* Aim:
In the material below, identify each line bearing the word "type". Reproduce those lines.
--- START ---
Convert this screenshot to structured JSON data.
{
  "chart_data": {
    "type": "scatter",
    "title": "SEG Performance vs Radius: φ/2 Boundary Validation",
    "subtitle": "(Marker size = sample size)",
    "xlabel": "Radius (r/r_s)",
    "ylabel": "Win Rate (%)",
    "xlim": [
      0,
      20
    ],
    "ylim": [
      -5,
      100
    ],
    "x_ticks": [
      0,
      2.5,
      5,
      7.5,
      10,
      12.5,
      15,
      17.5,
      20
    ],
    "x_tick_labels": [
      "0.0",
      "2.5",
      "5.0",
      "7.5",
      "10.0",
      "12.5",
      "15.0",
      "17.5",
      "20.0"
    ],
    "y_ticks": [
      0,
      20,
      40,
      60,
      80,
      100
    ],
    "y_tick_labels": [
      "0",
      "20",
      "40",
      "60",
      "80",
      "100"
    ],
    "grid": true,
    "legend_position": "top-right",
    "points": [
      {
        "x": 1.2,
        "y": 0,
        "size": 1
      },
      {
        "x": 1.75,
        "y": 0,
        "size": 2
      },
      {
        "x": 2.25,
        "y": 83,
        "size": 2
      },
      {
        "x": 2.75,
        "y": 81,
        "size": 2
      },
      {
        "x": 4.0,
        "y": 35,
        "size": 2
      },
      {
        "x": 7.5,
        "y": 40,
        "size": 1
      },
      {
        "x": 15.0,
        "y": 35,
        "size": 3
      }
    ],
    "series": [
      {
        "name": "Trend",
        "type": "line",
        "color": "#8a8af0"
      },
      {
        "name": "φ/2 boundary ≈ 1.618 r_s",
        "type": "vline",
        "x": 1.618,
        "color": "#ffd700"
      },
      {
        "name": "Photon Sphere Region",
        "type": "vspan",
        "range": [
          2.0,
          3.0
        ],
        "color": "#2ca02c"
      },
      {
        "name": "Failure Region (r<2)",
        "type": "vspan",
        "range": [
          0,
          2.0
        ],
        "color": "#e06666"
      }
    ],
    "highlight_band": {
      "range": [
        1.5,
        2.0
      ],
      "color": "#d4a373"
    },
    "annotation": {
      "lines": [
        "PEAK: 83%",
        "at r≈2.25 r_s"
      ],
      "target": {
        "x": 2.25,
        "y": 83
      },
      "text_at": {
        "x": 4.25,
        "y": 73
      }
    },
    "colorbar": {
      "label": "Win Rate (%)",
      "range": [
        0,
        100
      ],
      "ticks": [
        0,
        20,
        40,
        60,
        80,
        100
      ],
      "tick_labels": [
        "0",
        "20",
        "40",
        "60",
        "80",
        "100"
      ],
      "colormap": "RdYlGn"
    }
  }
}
--- END ---
* Answer in full:
    "type": "scatter",
        "type": "line",
        "type": "vline",
        "type": "vspan",
        "type": "vspan",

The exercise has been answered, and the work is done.